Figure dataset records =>
____

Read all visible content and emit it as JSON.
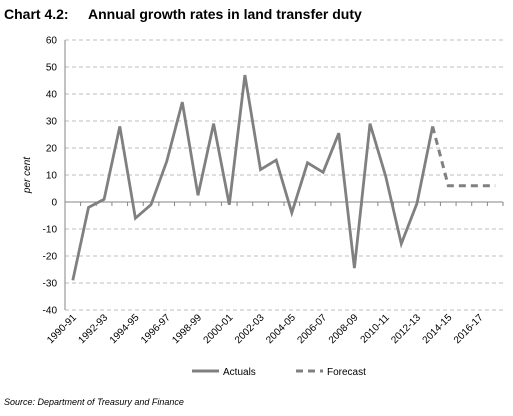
{
  "chart_data": {
    "type": "line",
    "chart_number": "Chart 4.2:",
    "title": "Annual growth rates in land transfer duty",
    "ylabel": "per cent",
    "xlabel": "",
    "ylim": [
      -40,
      60
    ],
    "yticks": [
      -40,
      -30,
      -20,
      -10,
      0,
      10,
      20,
      30,
      40,
      50,
      60
    ],
    "grid": true,
    "legend": "bottom",
    "x": [
      "1990-91",
      "1991-92",
      "1992-93",
      "1993-94",
      "1994-95",
      "1995-96",
      "1996-97",
      "1997-98",
      "1998-99",
      "1999-00",
      "2000-01",
      "2001-02",
      "2002-03",
      "2003-04",
      "2004-05",
      "2005-06",
      "2006-07",
      "2007-08",
      "2008-09",
      "2009-10",
      "2010-11",
      "2011-12",
      "2012-13",
      "2013-14",
      "2014-15",
      "2015-16",
      "2016-17",
      "2017-18"
    ],
    "tick_labels": [
      "1990-91",
      "1992-93",
      "1994-95",
      "1996-97",
      "1998-99",
      "2000-01",
      "2002-03",
      "2004-05",
      "2006-07",
      "2008-09",
      "2010-11",
      "2012-13",
      "2014-15",
      "2016-17"
    ],
    "series": [
      {
        "name": "Actuals",
        "style": "solid",
        "color": "#808080",
        "values": [
          -29,
          -2,
          1,
          28,
          -6,
          -1,
          15,
          37,
          2.5,
          29,
          -1,
          47,
          12,
          15.5,
          -4,
          14.5,
          11,
          25.5,
          -24.5,
          29,
          9.5,
          -15.5,
          -0.5,
          28,
          null,
          null,
          null,
          null
        ]
      },
      {
        "name": "Forecast",
        "style": "dashed",
        "color": "#808080",
        "values": [
          null,
          null,
          null,
          null,
          null,
          null,
          null,
          null,
          null,
          null,
          null,
          null,
          null,
          null,
          null,
          null,
          null,
          null,
          null,
          null,
          null,
          null,
          null,
          28,
          6,
          6,
          6,
          6
        ]
      }
    ]
  },
  "source": "Source: Department of Treasury and Finance"
}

____

Task => Quote every line word for word and keep the images out of the copy.

Full solution =>
Read all visible content and emit it as JSON.
{
  "chart_data": {
    "type": "line",
    "chart_number": "Chart 4.2:",
    "title": "Annual growth rates in land transfer duty",
    "ylabel": "per cent",
    "xlabel": "",
    "ylim": [
      -40,
      60
    ],
    "yticks": [
      -40,
      -30,
      -20,
      -10,
      0,
      10,
      20,
      30,
      40,
      50,
      60
    ],
    "grid": true,
    "legend": "bottom",
    "x": [
      "1990-91",
      "1991-92",
      "1992-93",
      "1993-94",
      "1994-95",
      "1995-96",
      "1996-97",
      "1997-98",
      "1998-99",
      "1999-00",
      "2000-01",
      "2001-02",
      "2002-03",
      "2003-04",
      "2004-05",
      "2005-06",
      "2006-07",
      "2007-08",
      "2008-09",
      "2009-10",
      "2010-11",
      "2011-12",
      "2012-13",
      "2013-14",
      "2014-15",
      "2015-16",
      "2016-17",
      "2017-18"
    ],
    "tick_labels": [
      "1990-91",
      "1992-93",
      "1994-95",
      "1996-97",
      "1998-99",
      "2000-01",
      "2002-03",
      "2004-05",
      "2006-07",
      "2008-09",
      "2010-11",
      "2012-13",
      "2014-15",
      "2016-17"
    ],
    "series": [
      {
        "name": "Actuals",
        "style": "solid",
        "color": "#808080",
        "values": [
          -29,
          -2,
          1,
          28,
          -6,
          -1,
          15,
          37,
          2.5,
          29,
          -1,
          47,
          12,
          15.5,
          -4,
          14.5,
          11,
          25.5,
          -24.5,
          29,
          9.5,
          -15.5,
          -0.5,
          28,
          null,
          null,
          null,
          null
        ]
      },
      {
        "name": "Forecast",
        "style": "dashed",
        "color": "#808080",
        "values": [
          null,
          null,
          null,
          null,
          null,
          null,
          null,
          null,
          null,
          null,
          null,
          null,
          null,
          null,
          null,
          null,
          null,
          null,
          null,
          null,
          null,
          null,
          null,
          28,
          6,
          6,
          6,
          6
        ]
      }
    ]
  },
  "source": "Source: Department of Treasury and Finance"
}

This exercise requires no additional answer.